AIM OF THE EXERCISE.
Skip the pictures and repeat each line of the data exactly.
─── INPUT RECORDS ───
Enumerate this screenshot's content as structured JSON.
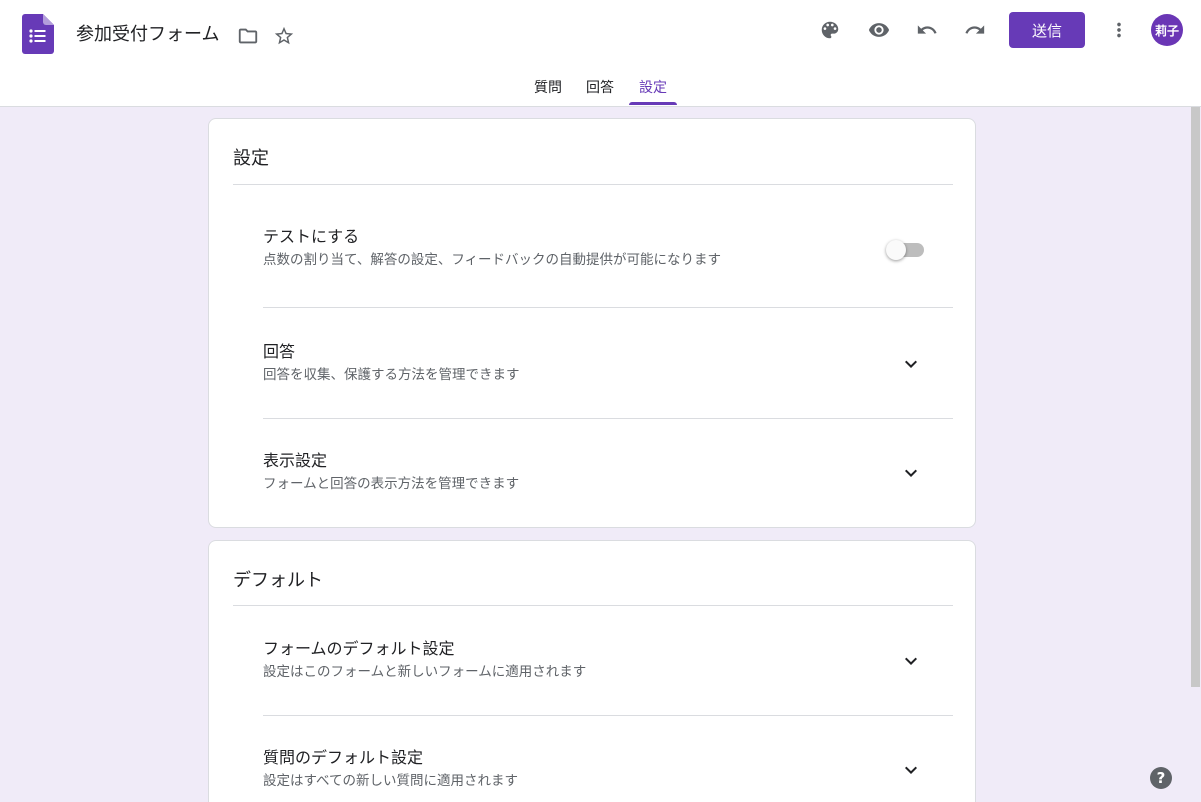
{
  "header": {
    "title": "参加受付フォーム",
    "send_label": "送信",
    "avatar_text": "莉子",
    "accent_color": "#673ab7"
  },
  "tabs": [
    {
      "label": "質問",
      "active": false
    },
    {
      "label": "回答",
      "active": false
    },
    {
      "label": "設定",
      "active": true
    }
  ],
  "settings_card": {
    "title": "設定",
    "items": [
      {
        "title": "テストにする",
        "subtitle": "点数の割り当て、解答の設定、フィードバックの自動提供が可能になります",
        "control": "toggle",
        "toggle_on": false
      },
      {
        "title": "回答",
        "subtitle": "回答を収集、保護する方法を管理できます",
        "control": "chevron-down-icon"
      },
      {
        "title": "表示設定",
        "subtitle": "フォームと回答の表示方法を管理できます",
        "control": "chevron-down-icon"
      }
    ]
  },
  "defaults_card": {
    "title": "デフォルト",
    "items": [
      {
        "title": "フォームのデフォルト設定",
        "subtitle": "設定はこのフォームと新しいフォームに適用されます",
        "control": "chevron-down-icon"
      },
      {
        "title": "質問のデフォルト設定",
        "subtitle": "設定はすべての新しい質問に適用されます",
        "control": "chevron-down-icon"
      }
    ]
  },
  "help_label": "?"
}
───
RESPONSE BELOW.
Enumerate this screenshot's content as structured JSON.
{
  "header": {
    "title": "参加受付フォーム",
    "send_label": "送信",
    "avatar_text": "莉子",
    "accent_color": "#673ab7"
  },
  "tabs": [
    {
      "label": "質問",
      "active": false
    },
    {
      "label": "回答",
      "active": false
    },
    {
      "label": "設定",
      "active": true
    }
  ],
  "settings_card": {
    "title": "設定",
    "items": [
      {
        "title": "テストにする",
        "subtitle": "点数の割り当て、解答の設定、フィードバックの自動提供が可能になります",
        "control": "toggle",
        "toggle_on": false
      },
      {
        "title": "回答",
        "subtitle": "回答を収集、保護する方法を管理できます",
        "control": "chevron-down-icon"
      },
      {
        "title": "表示設定",
        "subtitle": "フォームと回答の表示方法を管理できます",
        "control": "chevron-down-icon"
      }
    ]
  },
  "defaults_card": {
    "title": "デフォルト",
    "items": [
      {
        "title": "フォームのデフォルト設定",
        "subtitle": "設定はこのフォームと新しいフォームに適用されます",
        "control": "chevron-down-icon"
      },
      {
        "title": "質問のデフォルト設定",
        "subtitle": "設定はすべての新しい質問に適用されます",
        "control": "chevron-down-icon"
      }
    ]
  },
  "help_label": "?"
}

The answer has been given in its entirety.